DATA PROVIDED —
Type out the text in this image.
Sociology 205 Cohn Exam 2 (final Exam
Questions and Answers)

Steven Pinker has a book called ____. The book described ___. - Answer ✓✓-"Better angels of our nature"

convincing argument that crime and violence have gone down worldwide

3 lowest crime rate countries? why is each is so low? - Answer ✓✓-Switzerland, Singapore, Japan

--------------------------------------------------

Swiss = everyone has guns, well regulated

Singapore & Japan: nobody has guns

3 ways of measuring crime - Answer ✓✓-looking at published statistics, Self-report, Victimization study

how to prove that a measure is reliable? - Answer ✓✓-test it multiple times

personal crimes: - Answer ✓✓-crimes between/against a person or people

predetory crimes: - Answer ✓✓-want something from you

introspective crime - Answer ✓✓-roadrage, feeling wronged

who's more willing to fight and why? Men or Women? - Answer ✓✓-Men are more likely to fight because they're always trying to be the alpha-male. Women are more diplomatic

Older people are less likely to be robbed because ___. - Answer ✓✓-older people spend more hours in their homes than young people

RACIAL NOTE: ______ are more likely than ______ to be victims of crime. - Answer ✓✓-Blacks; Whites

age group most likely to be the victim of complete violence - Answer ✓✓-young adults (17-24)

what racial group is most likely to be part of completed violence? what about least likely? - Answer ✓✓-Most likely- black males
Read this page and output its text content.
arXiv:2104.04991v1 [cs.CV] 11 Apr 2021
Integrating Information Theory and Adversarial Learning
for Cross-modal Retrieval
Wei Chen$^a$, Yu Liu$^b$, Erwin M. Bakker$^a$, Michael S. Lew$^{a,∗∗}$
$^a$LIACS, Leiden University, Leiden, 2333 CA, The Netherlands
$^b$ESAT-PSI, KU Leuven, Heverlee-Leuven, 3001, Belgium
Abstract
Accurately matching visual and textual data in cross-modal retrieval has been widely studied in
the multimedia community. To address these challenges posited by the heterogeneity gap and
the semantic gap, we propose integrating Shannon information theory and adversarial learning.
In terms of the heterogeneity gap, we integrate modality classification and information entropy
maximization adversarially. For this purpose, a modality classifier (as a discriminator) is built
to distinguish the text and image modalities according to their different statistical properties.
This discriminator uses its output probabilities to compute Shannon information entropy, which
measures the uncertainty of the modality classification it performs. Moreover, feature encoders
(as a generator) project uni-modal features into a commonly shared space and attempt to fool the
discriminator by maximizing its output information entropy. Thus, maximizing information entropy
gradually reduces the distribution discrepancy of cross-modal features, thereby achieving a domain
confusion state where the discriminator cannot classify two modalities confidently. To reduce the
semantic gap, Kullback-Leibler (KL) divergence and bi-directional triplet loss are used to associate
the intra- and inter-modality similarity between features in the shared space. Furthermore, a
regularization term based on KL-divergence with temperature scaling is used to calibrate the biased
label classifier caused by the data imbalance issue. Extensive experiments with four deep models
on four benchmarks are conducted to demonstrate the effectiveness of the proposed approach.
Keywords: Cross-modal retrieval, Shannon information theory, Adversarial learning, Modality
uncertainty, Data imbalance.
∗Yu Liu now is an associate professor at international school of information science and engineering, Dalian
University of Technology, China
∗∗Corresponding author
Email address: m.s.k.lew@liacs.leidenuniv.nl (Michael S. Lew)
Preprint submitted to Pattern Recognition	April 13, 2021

TASK PROMPT — Copy out all of the records shown above exactly.

COMPLETE ANSWER —
Type out the text in this image.
Sociology 205 Cohn Exam 2 (final Exam
Questions and Answers)

Steven Pinker has a book called ____. The book described ___. - Answer ✓✓-"Better angels of our nature"

convincing argument that crime and violence have gone down worldwide

3 lowest crime rate countries? why is each is so low? - Answer ✓✓-Switzerland, Singapore, Japan

--------------------------------------------------

Swiss = everyone has guns, well regulated

Singapore & Japan: nobody has guns

3 ways of measuring crime - Answer ✓✓-looking at published statistics, Self-report, Victimization study

how to prove that a measure is reliable? - Answer ✓✓-test it multiple times

personal crimes: - Answer ✓✓-crimes between/against a person or people

predetory crimes: - Answer ✓✓-want something from you

introspective crime - Answer ✓✓-roadrage, feeling wronged

who's more willing to fight and why? Men or Women? - Answer ✓✓-Men are more likely to fight because they're always trying to be the alpha-male. Women are more diplomatic

Older people are less likely to be robbed because ___. - Answer ✓✓-older people spend more hours in their homes than young people

RACIAL NOTE: ______ are more likely than ______ to be victims of crime. - Answer ✓✓-Blacks; Whites

age group most likely to be the victim of complete violence - Answer ✓✓-young adults (17-24)

what racial group is most likely to be part of completed violence? what about least likely? - Answer ✓✓-Most likely- black males
Read this page and output its text content.
arXiv:2104.04991v1 [cs.CV] 11 Apr 2021
Integrating Information Theory and Adversarial Learning
for Cross-modal Retrieval
Wei Chen$^a$, Yu Liu$^b$, Erwin M. Bakker$^a$, Michael S. Lew$^{a,∗∗}$
$^a$LIACS, Leiden University, Leiden, 2333 CA, The Netherlands
$^b$ESAT-PSI, KU Leuven, Heverlee-Leuven, 3001, Belgium
Abstract
Accurately matching visual and textual data in cross-modal retrieval has been widely studied in
the multimedia community. To address these challenges posited by the heterogeneity gap and
the semantic gap, we propose integrating Shannon information theory and adversarial learning.
In terms of the heterogeneity gap, we integrate modality classification and information entropy
maximization adversarially. For this purpose, a modality classifier (as a discriminator) is built
to distinguish the text and image modalities according to their different statistical properties.
This discriminator uses its output probabilities to compute Shannon information entropy, which
measures the uncertainty of the modality classification it performs. Moreover, feature encoders
(as a generator) project uni-modal features into a commonly shared space and attempt to fool the
discriminator by maximizing its output information entropy. Thus, maximizing information entropy
gradually reduces the distribution discrepancy of cross-modal features, thereby achieving a domain
confusion state where the discriminator cannot classify two modalities confidently. To reduce the
semantic gap, Kullback-Leibler (KL) divergence and bi-directional triplet loss are used to associate
the intra- and inter-modality similarity between features in the shared space. Furthermore, a
regularization term based on KL-divergence with temperature scaling is used to calibrate the biased
label classifier caused by the data imbalance issue. Extensive experiments with four deep models
on four benchmarks are conducted to demonstrate the effectiveness of the proposed approach.
Keywords: Cross-modal retrieval, Shannon information theory, Adversarial learning, Modality
uncertainty, Data imbalance.
∗Yu Liu now is an associate professor at international school of information science and engineering, Dalian
University of Technology, China
∗∗Corresponding author
Email address: m.s.k.lew@liacs.leidenuniv.nl (Michael S. Lew)
Preprint submitted to Pattern Recognition	April 13, 2021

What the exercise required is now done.